List each line of the data that holds the string "Density", please.
──────── RECORDS FOR THE EXERCISE ────────
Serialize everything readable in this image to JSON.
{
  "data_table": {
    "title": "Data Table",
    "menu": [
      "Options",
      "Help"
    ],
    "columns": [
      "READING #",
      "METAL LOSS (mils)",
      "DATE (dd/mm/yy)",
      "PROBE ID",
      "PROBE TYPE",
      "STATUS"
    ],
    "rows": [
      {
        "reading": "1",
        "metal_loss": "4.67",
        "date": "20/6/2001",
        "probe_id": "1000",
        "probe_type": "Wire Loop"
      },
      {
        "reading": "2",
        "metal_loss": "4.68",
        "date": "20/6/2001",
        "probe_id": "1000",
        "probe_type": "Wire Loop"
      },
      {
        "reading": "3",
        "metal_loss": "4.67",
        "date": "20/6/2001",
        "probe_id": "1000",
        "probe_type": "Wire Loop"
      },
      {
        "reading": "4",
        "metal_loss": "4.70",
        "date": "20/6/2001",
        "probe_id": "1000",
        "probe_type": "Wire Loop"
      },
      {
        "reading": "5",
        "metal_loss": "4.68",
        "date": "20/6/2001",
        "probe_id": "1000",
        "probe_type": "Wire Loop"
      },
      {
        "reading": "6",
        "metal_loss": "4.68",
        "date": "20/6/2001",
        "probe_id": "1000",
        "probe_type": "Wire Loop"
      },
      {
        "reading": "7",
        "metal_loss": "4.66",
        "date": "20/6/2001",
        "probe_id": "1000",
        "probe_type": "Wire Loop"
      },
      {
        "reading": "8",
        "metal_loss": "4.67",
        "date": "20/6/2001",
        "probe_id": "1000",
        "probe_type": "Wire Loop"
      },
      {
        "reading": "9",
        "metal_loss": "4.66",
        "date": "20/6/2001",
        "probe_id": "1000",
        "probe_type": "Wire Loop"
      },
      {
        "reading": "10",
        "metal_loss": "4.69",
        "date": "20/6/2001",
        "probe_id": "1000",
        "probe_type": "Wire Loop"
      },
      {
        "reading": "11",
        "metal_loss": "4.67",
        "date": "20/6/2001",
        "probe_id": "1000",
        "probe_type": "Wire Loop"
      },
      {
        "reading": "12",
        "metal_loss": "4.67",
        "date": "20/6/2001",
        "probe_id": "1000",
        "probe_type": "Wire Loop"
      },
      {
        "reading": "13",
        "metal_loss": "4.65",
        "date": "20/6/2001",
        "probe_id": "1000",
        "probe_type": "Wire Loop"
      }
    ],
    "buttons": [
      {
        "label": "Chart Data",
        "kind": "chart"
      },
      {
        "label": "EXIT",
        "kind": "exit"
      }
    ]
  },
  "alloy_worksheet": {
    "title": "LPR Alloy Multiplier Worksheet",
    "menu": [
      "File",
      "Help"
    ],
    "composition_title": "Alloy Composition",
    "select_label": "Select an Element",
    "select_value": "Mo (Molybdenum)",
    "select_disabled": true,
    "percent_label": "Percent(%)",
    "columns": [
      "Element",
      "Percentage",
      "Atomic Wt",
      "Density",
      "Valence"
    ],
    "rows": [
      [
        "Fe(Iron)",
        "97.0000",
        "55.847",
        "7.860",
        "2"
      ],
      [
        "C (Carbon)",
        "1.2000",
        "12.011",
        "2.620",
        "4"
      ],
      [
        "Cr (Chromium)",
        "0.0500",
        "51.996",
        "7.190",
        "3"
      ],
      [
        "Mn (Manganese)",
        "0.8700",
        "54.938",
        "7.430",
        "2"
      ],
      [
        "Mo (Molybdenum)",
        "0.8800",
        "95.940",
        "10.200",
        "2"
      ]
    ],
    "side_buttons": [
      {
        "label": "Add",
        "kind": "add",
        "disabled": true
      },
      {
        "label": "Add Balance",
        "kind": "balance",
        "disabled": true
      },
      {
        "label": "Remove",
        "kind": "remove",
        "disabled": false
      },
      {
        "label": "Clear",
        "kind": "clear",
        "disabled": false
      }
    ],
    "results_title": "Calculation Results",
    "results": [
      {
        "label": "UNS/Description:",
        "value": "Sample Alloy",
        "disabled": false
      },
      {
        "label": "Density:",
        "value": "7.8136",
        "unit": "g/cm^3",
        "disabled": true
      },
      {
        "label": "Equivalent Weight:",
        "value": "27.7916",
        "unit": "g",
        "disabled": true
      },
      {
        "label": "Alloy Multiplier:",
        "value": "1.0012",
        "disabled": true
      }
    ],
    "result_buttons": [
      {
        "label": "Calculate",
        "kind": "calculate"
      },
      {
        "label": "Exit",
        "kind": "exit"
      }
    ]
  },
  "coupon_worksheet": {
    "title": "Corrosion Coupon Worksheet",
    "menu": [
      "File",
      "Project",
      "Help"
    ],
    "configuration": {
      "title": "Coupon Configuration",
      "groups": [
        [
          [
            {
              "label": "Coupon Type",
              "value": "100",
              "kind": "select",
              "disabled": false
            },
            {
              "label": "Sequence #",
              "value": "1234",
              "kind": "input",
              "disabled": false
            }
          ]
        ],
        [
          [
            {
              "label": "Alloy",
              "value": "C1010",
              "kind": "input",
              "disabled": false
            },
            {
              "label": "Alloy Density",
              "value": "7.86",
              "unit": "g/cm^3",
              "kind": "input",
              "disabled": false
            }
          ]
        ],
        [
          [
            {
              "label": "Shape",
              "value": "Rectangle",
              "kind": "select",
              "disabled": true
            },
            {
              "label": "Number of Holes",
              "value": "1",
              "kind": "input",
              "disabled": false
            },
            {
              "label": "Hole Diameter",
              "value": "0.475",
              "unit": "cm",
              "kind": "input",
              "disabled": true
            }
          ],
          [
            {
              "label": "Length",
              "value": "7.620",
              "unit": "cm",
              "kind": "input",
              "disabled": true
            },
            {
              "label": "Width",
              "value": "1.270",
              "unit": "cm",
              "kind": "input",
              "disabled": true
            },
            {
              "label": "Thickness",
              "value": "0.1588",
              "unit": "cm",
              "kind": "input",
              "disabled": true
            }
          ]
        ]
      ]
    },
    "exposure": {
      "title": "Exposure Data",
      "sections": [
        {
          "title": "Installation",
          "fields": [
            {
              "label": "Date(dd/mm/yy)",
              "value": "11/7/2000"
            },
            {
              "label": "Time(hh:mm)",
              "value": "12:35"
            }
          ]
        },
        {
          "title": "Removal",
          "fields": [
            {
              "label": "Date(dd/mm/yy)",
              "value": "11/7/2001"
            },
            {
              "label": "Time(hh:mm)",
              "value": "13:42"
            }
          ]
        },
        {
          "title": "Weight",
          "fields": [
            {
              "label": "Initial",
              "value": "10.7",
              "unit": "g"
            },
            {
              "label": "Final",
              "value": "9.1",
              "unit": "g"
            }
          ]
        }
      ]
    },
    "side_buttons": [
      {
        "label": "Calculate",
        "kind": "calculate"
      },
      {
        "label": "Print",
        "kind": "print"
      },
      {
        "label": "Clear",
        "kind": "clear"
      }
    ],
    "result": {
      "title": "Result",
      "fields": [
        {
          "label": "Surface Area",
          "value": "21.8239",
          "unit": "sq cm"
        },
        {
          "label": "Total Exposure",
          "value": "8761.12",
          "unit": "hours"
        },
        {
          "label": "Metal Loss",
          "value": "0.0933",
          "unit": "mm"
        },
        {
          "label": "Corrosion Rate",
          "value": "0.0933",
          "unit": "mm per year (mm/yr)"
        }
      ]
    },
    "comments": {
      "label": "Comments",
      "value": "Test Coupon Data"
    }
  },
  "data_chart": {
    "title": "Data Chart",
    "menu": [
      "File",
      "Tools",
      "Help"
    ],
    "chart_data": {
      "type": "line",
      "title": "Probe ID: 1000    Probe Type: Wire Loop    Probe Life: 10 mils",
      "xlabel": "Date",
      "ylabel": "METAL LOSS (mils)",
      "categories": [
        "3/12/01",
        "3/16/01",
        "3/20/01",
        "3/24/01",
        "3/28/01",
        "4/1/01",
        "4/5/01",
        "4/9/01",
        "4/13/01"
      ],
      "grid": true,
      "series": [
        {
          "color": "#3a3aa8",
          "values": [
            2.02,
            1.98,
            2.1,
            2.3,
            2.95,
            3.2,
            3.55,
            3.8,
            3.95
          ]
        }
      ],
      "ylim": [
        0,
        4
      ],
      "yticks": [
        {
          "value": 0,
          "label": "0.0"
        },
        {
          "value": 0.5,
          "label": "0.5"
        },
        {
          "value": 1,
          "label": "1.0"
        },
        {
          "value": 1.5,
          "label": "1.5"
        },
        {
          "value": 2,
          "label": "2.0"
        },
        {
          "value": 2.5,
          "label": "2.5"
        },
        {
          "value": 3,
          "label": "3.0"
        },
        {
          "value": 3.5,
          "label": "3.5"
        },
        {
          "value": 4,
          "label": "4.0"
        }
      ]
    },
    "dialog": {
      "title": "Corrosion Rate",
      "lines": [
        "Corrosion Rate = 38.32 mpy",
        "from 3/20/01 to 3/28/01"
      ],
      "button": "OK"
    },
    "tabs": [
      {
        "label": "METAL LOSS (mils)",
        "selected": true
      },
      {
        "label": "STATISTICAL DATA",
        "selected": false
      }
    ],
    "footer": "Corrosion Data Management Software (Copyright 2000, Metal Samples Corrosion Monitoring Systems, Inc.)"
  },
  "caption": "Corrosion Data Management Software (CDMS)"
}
────────
▸ RESULT OF THIS TASK
      "Density",
        "label": "Density:",
              "label": "Alloy Density",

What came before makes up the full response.